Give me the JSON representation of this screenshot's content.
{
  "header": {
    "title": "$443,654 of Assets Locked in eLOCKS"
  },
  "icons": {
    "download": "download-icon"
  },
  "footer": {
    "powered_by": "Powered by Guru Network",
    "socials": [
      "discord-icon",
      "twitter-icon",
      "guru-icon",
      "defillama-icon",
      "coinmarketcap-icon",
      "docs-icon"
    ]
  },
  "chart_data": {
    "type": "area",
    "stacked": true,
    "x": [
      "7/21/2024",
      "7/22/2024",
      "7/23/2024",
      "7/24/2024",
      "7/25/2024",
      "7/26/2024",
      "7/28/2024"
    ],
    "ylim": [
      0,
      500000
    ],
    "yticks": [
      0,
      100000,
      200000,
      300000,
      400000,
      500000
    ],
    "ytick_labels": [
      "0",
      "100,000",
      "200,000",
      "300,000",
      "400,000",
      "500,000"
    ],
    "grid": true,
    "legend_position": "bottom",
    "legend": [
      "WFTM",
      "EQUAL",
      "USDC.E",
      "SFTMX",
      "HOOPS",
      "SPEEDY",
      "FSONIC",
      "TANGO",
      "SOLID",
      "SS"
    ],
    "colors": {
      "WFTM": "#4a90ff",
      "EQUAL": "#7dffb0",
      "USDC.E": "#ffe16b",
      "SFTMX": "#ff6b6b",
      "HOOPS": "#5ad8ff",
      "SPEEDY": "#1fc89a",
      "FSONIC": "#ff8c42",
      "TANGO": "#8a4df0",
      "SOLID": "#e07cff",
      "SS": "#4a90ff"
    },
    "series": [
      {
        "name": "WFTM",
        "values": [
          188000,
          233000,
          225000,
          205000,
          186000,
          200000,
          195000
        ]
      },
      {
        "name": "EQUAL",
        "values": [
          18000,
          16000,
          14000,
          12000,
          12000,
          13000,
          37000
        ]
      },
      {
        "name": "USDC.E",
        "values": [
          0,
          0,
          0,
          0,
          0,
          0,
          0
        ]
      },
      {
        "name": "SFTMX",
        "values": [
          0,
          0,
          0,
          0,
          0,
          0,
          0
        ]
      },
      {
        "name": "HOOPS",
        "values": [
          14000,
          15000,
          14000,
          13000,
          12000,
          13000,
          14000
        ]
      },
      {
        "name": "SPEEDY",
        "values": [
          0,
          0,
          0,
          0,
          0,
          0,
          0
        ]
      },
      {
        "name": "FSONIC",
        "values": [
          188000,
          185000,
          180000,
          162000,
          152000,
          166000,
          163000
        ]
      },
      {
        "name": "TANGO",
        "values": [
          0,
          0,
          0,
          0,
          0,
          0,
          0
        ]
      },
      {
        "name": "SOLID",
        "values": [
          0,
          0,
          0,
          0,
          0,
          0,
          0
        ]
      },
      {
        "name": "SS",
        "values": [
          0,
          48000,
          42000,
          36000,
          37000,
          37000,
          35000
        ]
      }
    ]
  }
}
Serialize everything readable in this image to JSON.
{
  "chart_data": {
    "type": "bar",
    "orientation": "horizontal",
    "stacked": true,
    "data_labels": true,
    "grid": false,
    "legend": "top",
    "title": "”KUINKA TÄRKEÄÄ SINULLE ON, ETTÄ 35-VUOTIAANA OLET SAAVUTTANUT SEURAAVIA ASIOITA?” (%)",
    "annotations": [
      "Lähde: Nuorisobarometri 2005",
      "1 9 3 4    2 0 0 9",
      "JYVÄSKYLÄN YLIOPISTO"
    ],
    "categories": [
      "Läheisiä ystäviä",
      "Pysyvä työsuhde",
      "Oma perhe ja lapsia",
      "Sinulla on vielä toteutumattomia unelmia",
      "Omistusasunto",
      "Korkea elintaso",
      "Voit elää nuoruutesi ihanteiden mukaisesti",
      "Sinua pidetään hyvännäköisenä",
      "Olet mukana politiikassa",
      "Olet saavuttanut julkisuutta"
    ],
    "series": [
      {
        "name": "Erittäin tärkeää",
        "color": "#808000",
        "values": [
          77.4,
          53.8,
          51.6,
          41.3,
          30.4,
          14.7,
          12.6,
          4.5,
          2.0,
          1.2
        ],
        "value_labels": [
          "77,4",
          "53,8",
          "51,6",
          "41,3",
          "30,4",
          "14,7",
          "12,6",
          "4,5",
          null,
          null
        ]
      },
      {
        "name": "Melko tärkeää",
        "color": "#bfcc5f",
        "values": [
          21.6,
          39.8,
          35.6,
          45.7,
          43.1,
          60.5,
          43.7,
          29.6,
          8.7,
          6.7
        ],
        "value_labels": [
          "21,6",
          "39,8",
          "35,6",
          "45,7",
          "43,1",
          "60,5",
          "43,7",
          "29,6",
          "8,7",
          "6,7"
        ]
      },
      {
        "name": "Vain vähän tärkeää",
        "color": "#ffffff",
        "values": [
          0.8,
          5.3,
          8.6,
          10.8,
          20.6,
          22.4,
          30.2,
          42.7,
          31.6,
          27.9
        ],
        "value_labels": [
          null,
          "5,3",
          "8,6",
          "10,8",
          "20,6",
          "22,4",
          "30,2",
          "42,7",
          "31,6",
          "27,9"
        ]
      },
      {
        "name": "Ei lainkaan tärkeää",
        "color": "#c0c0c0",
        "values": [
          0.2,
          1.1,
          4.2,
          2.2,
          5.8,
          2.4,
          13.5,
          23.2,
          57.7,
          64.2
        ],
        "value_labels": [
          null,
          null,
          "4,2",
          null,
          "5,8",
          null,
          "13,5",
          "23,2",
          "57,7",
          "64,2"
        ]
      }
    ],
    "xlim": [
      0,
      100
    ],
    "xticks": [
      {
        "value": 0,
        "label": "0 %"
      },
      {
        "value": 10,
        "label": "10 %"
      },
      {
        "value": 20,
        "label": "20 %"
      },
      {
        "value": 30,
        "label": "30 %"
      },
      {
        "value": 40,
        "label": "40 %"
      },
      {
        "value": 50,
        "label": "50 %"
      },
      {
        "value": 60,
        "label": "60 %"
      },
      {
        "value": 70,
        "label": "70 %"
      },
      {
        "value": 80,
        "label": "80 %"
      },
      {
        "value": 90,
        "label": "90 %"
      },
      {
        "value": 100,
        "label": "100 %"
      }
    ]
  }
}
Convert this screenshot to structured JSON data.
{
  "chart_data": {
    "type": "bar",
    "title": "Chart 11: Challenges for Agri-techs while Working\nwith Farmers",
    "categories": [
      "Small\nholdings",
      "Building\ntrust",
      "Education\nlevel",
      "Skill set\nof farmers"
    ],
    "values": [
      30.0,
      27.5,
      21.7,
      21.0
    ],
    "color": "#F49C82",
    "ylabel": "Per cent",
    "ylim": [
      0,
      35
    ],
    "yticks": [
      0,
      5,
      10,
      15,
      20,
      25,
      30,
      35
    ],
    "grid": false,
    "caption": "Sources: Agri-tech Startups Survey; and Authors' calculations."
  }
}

----------------

From the records above, extract every entry exactly as given.

Solution to this problem:
Give me the JSON representation of this screenshot's content.
{
  "header": {
    "title": "$443,654 of Assets Locked in eLOCKS"
  },
  "icons": {
    "download": "download-icon"
  },
  "footer": {
    "powered_by": "Powered by Guru Network",
    "socials": [
      "discord-icon",
      "twitter-icon",
      "guru-icon",
      "defillama-icon",
      "coinmarketcap-icon",
      "docs-icon"
    ]
  },
  "chart_data": {
    "type": "area",
    "stacked": true,
    "x": [
      "7/21/2024",
      "7/22/2024",
      "7/23/2024",
      "7/24/2024",
      "7/25/2024",
      "7/26/2024",
      "7/28/2024"
    ],
    "ylim": [
      0,
      500000
    ],
    "yticks": [
      0,
      100000,
      200000,
      300000,
      400000,
      500000
    ],
    "ytick_labels": [
      "0",
      "100,000",
      "200,000",
      "300,000",
      "400,000",
      "500,000"
    ],
    "grid": true,
    "legend_position": "bottom",
    "legend": [
      "WFTM",
      "EQUAL",
      "USDC.E",
      "SFTMX",
      "HOOPS",
      "SPEEDY",
      "FSONIC",
      "TANGO",
      "SOLID",
      "SS"
    ],
    "colors": {
      "WFTM": "#4a90ff",
      "EQUAL": "#7dffb0",
      "USDC.E": "#ffe16b",
      "SFTMX": "#ff6b6b",
      "HOOPS": "#5ad8ff",
      "SPEEDY": "#1fc89a",
      "FSONIC": "#ff8c42",
      "TANGO": "#8a4df0",
      "SOLID": "#e07cff",
      "SS": "#4a90ff"
    },
    "series": [
      {
        "name": "WFTM",
        "values": [
          188000,
          233000,
          225000,
          205000,
          186000,
          200000,
          195000
        ]
      },
      {
        "name": "EQUAL",
        "values": [
          18000,
          16000,
          14000,
          12000,
          12000,
          13000,
          37000
        ]
      },
      {
        "name": "USDC.E",
        "values": [
          0,
          0,
          0,
          0,
          0,
          0,
          0
        ]
      },
      {
        "name": "SFTMX",
        "values": [
          0,
          0,
          0,
          0,
          0,
          0,
          0
        ]
      },
      {
        "name": "HOOPS",
        "values": [
          14000,
          15000,
          14000,
          13000,
          12000,
          13000,
          14000
        ]
      },
      {
        "name": "SPEEDY",
        "values": [
          0,
          0,
          0,
          0,
          0,
          0,
          0
        ]
      },
      {
        "name": "FSONIC",
        "values": [
          188000,
          185000,
          180000,
          162000,
          152000,
          166000,
          163000
        ]
      },
      {
        "name": "TANGO",
        "values": [
          0,
          0,
          0,
          0,
          0,
          0,
          0
        ]
      },
      {
        "name": "SOLID",
        "values": [
          0,
          0,
          0,
          0,
          0,
          0,
          0
        ]
      },
      {
        "name": "SS",
        "values": [
          0,
          48000,
          42000,
          36000,
          37000,
          37000,
          35000
        ]
      }
    ]
  }
}
Serialize everything readable in this image to JSON.
{
  "chart_data": {
    "type": "bar",
    "orientation": "horizontal",
    "stacked": true,
    "data_labels": true,
    "grid": false,
    "legend": "top",
    "title": "”KUINKA TÄRKEÄÄ SINULLE ON, ETTÄ 35-VUOTIAANA OLET SAAVUTTANUT SEURAAVIA ASIOITA?” (%)",
    "annotations": [
      "Lähde: Nuorisobarometri 2005",
      "1 9 3 4    2 0 0 9",
      "JYVÄSKYLÄN YLIOPISTO"
    ],
    "categories": [
      "Läheisiä ystäviä",
      "Pysyvä työsuhde",
      "Oma perhe ja lapsia",
      "Sinulla on vielä toteutumattomia unelmia",
      "Omistusasunto",
      "Korkea elintaso",
      "Voit elää nuoruutesi ihanteiden mukaisesti",
      "Sinua pidetään hyvännäköisenä",
      "Olet mukana politiikassa",
      "Olet saavuttanut julkisuutta"
    ],
    "series": [
      {
        "name": "Erittäin tärkeää",
        "color": "#808000",
        "values": [
          77.4,
          53.8,
          51.6,
          41.3,
          30.4,
          14.7,
          12.6,
          4.5,
          2.0,
          1.2
        ],
        "value_labels": [
          "77,4",
          "53,8",
          "51,6",
          "41,3",
          "30,4",
          "14,7",
          "12,6",
          "4,5",
          null,
          null
        ]
      },
      {
        "name": "Melko tärkeää",
        "color": "#bfcc5f",
        "values": [
          21.6,
          39.8,
          35.6,
          45.7,
          43.1,
          60.5,
          43.7,
          29.6,
          8.7,
          6.7
        ],
        "value_labels": [
          "21,6",
          "39,8",
          "35,6",
          "45,7",
          "43,1",
          "60,5",
          "43,7",
          "29,6",
          "8,7",
          "6,7"
        ]
      },
      {
        "name": "Vain vähän tärkeää",
        "color": "#ffffff",
        "values": [
          0.8,
          5.3,
          8.6,
          10.8,
          20.6,
          22.4,
          30.2,
          42.7,
          31.6,
          27.9
        ],
        "value_labels": [
          null,
          "5,3",
          "8,6",
          "10,8",
          "20,6",
          "22,4",
          "30,2",
          "42,7",
          "31,6",
          "27,9"
        ]
      },
      {
        "name": "Ei lainkaan tärkeää",
        "color": "#c0c0c0",
        "values": [
          0.2,
          1.1,
          4.2,
          2.2,
          5.8,
          2.4,
          13.5,
          23.2,
          57.7,
          64.2
        ],
        "value_labels": [
          null,
          null,
          "4,2",
          null,
          "5,8",
          null,
          "13,5",
          "23,2",
          "57,7",
          "64,2"
        ]
      }
    ],
    "xlim": [
      0,
      100
    ],
    "xticks": [
      {
        "value": 0,
        "label": "0 %"
      },
      {
        "value": 10,
        "label": "10 %"
      },
      {
        "value": 20,
        "label": "20 %"
      },
      {
        "value": 30,
        "label": "30 %"
      },
      {
        "value": 40,
        "label": "40 %"
      },
      {
        "value": 50,
        "label": "50 %"
      },
      {
        "value": 60,
        "label": "60 %"
      },
      {
        "value": 70,
        "label": "70 %"
      },
      {
        "value": 80,
        "label": "80 %"
      },
      {
        "value": 90,
        "label": "90 %"
      },
      {
        "value": 100,
        "label": "100 %"
      }
    ]
  }
}
Convert this screenshot to structured JSON data.
{
  "chart_data": {
    "type": "bar",
    "title": "Chart 11: Challenges for Agri-techs while Working\nwith Farmers",
    "categories": [
      "Small\nholdings",
      "Building\ntrust",
      "Education\nlevel",
      "Skill set\nof farmers"
    ],
    "values": [
      30.0,
      27.5,
      21.7,
      21.0
    ],
    "color": "#F49C82",
    "ylabel": "Per cent",
    "ylim": [
      0,
      35
    ],
    "yticks": [
      0,
      5,
      10,
      15,
      20,
      25,
      30,
      35
    ],
    "grid": false,
    "caption": "Sources: Agri-tech Startups Survey; and Authors' calculations."
  }
}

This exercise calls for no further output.